* BEGIN *
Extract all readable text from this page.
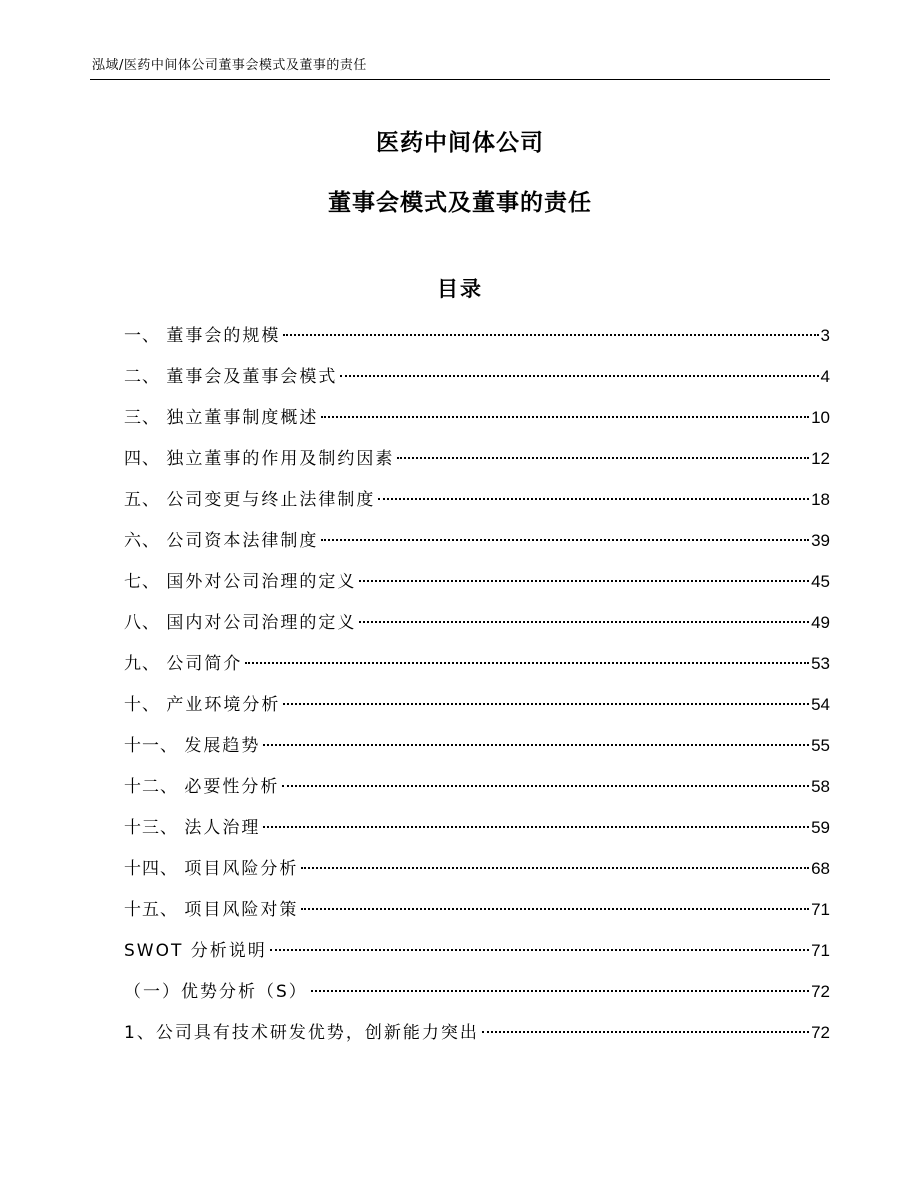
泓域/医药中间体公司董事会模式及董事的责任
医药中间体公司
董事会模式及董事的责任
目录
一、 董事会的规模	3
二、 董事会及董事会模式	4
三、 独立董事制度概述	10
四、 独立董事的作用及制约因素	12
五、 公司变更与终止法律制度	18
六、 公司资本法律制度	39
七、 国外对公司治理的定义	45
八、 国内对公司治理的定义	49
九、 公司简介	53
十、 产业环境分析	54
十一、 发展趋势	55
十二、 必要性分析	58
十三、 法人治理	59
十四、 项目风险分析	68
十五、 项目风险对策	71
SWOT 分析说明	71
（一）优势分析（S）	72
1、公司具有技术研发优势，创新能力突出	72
* END *
* BEGIN *
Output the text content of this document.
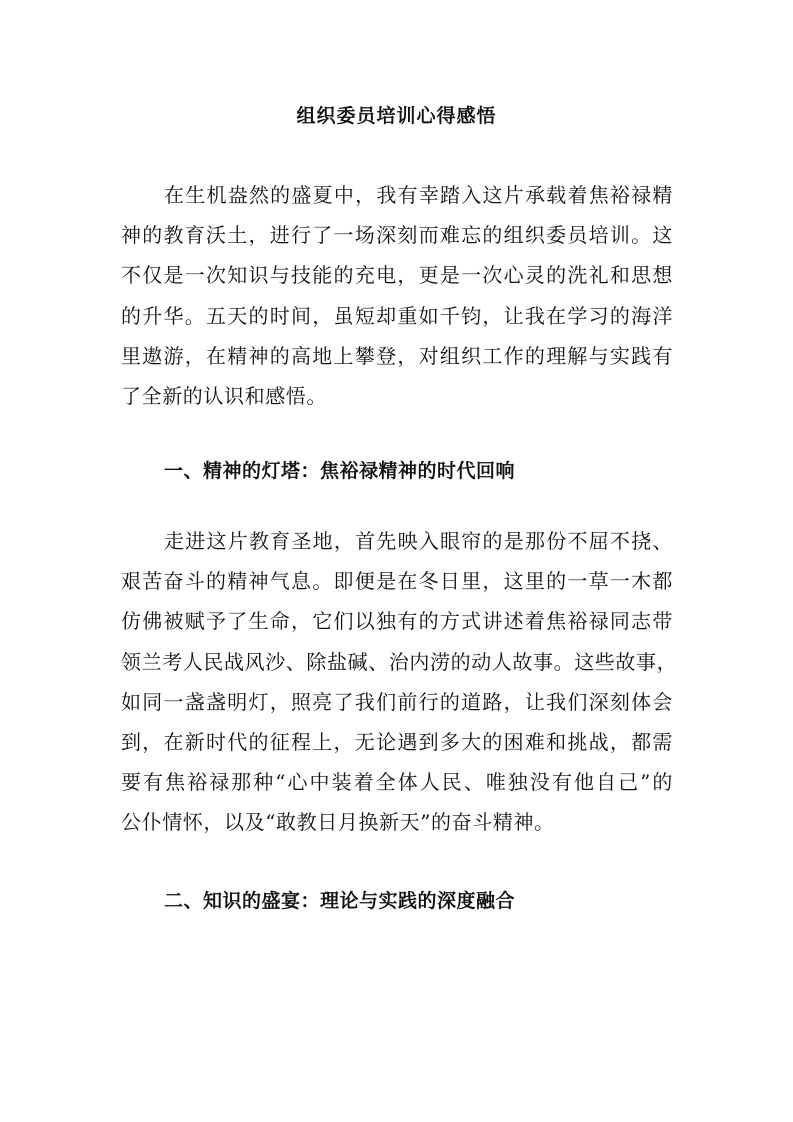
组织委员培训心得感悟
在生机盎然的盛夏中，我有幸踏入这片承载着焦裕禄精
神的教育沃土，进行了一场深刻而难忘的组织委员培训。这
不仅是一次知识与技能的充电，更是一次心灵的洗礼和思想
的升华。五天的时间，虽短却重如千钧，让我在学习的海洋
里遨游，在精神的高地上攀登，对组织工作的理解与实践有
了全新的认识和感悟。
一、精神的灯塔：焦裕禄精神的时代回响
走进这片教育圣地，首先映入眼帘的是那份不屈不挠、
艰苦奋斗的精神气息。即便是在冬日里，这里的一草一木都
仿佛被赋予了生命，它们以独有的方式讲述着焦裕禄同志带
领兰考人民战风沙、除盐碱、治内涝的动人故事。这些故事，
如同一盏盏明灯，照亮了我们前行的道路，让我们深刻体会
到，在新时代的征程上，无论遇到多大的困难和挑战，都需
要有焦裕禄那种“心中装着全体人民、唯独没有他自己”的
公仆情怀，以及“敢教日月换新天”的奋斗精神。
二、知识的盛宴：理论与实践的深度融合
* END *
YOUR TASK: Within the entries above, report how many lines include "text", and keep the answer to the number.

RESULT: 2